— Start INPUT FOR THIS TASK —
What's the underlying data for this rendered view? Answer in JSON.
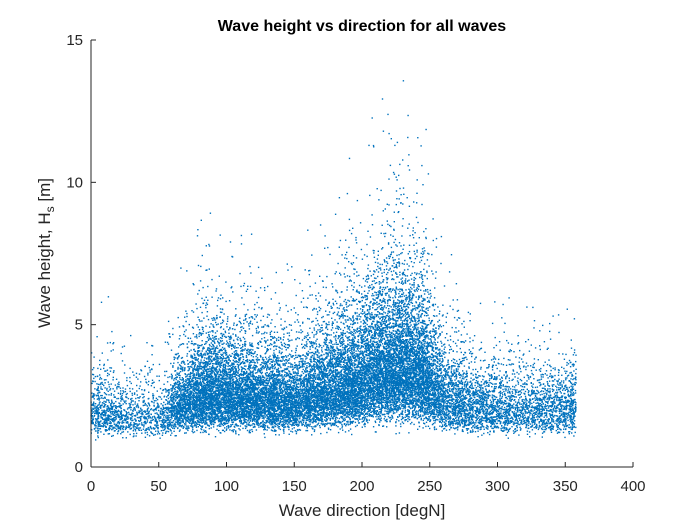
{
  "chart_data": {
    "type": "scatter",
    "title": "Wave height vs direction for all waves",
    "xlabel": "Wave direction [degN]",
    "ylabel_main": "Wave height, H",
    "ylabel_subscript": "s",
    "ylabel_unit": " [m]",
    "xlim": [
      0,
      400
    ],
    "ylim": [
      0,
      15
    ],
    "xticks": [
      0,
      50,
      100,
      150,
      200,
      250,
      300,
      350,
      400
    ],
    "xtick_labels": [
      "0",
      "50",
      "100",
      "150",
      "200",
      "250",
      "300",
      "350",
      "400"
    ],
    "yticks": [
      0,
      5,
      10,
      15
    ],
    "ytick_labels": [
      "0",
      "5",
      "10",
      "15"
    ],
    "grid": false,
    "marker_color": "#0072BD",
    "series": [
      {
        "density_profile": [
          {
            "direction": 0,
            "relative_density": 0.25,
            "typical_height": 1.8,
            "max_height": 5.5
          },
          {
            "direction": 25,
            "relative_density": 0.15,
            "typical_height": 1.7,
            "max_height": 6.5
          },
          {
            "direction": 50,
            "relative_density": 0.12,
            "typical_height": 1.6,
            "max_height": 5.8
          },
          {
            "direction": 65,
            "relative_density": 0.45,
            "typical_height": 2.0,
            "max_height": 7.0
          },
          {
            "direction": 85,
            "relative_density": 0.75,
            "typical_height": 2.5,
            "max_height": 9.1
          },
          {
            "direction": 120,
            "relative_density": 0.65,
            "typical_height": 2.3,
            "max_height": 9.2
          },
          {
            "direction": 150,
            "relative_density": 0.55,
            "typical_height": 2.2,
            "max_height": 8.0
          },
          {
            "direction": 180,
            "relative_density": 0.7,
            "typical_height": 2.6,
            "max_height": 9.5
          },
          {
            "direction": 200,
            "relative_density": 0.85,
            "typical_height": 3.0,
            "max_height": 13.7
          },
          {
            "direction": 225,
            "relative_density": 1.0,
            "typical_height": 3.5,
            "max_height": 14.4
          },
          {
            "direction": 245,
            "relative_density": 0.9,
            "typical_height": 3.2,
            "max_height": 13.0
          },
          {
            "direction": 260,
            "relative_density": 0.45,
            "typical_height": 2.4,
            "max_height": 8.0
          },
          {
            "direction": 280,
            "relative_density": 0.3,
            "typical_height": 2.0,
            "max_height": 6.5
          },
          {
            "direction": 320,
            "relative_density": 0.2,
            "typical_height": 1.9,
            "max_height": 6.0
          },
          {
            "direction": 358,
            "relative_density": 0.25,
            "typical_height": 2.0,
            "max_height": 5.5
          }
        ]
      }
    ]
  }
}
— End INPUT FOR THIS TASK —
[GIVEN PROBLEM]
Repeat all the data as it stands, dropping any images it holds.

[WORKED SOLUTION]
What's the underlying data for this rendered view? Answer in JSON.
{
  "chart_data": {
    "type": "scatter",
    "title": "Wave height vs direction for all waves",
    "xlabel": "Wave direction [degN]",
    "ylabel_main": "Wave height, H",
    "ylabel_subscript": "s",
    "ylabel_unit": " [m]",
    "xlim": [
      0,
      400
    ],
    "ylim": [
      0,
      15
    ],
    "xticks": [
      0,
      50,
      100,
      150,
      200,
      250,
      300,
      350,
      400
    ],
    "xtick_labels": [
      "0",
      "50",
      "100",
      "150",
      "200",
      "250",
      "300",
      "350",
      "400"
    ],
    "yticks": [
      0,
      5,
      10,
      15
    ],
    "ytick_labels": [
      "0",
      "5",
      "10",
      "15"
    ],
    "grid": false,
    "marker_color": "#0072BD",
    "series": [
      {
        "density_profile": [
          {
            "direction": 0,
            "relative_density": 0.25,
            "typical_height": 1.8,
            "max_height": 5.5
          },
          {
            "direction": 25,
            "relative_density": 0.15,
            "typical_height": 1.7,
            "max_height": 6.5
          },
          {
            "direction": 50,
            "relative_density": 0.12,
            "typical_height": 1.6,
            "max_height": 5.8
          },
          {
            "direction": 65,
            "relative_density": 0.45,
            "typical_height": 2.0,
            "max_height": 7.0
          },
          {
            "direction": 85,
            "relative_density": 0.75,
            "typical_height": 2.5,
            "max_height": 9.1
          },
          {
            "direction": 120,
            "relative_density": 0.65,
            "typical_height": 2.3,
            "max_height": 9.2
          },
          {
            "direction": 150,
            "relative_density": 0.55,
            "typical_height": 2.2,
            "max_height": 8.0
          },
          {
            "direction": 180,
            "relative_density": 0.7,
            "typical_height": 2.6,
            "max_height": 9.5
          },
          {
            "direction": 200,
            "relative_density": 0.85,
            "typical_height": 3.0,
            "max_height": 13.7
          },
          {
            "direction": 225,
            "relative_density": 1.0,
            "typical_height": 3.5,
            "max_height": 14.4
          },
          {
            "direction": 245,
            "relative_density": 0.9,
            "typical_height": 3.2,
            "max_height": 13.0
          },
          {
            "direction": 260,
            "relative_density": 0.45,
            "typical_height": 2.4,
            "max_height": 8.0
          },
          {
            "direction": 280,
            "relative_density": 0.3,
            "typical_height": 2.0,
            "max_height": 6.5
          },
          {
            "direction": 320,
            "relative_density": 0.2,
            "typical_height": 1.9,
            "max_height": 6.0
          },
          {
            "direction": 358,
            "relative_density": 0.25,
            "typical_height": 2.0,
            "max_height": 5.5
          }
        ]
      }
    ]
  }
}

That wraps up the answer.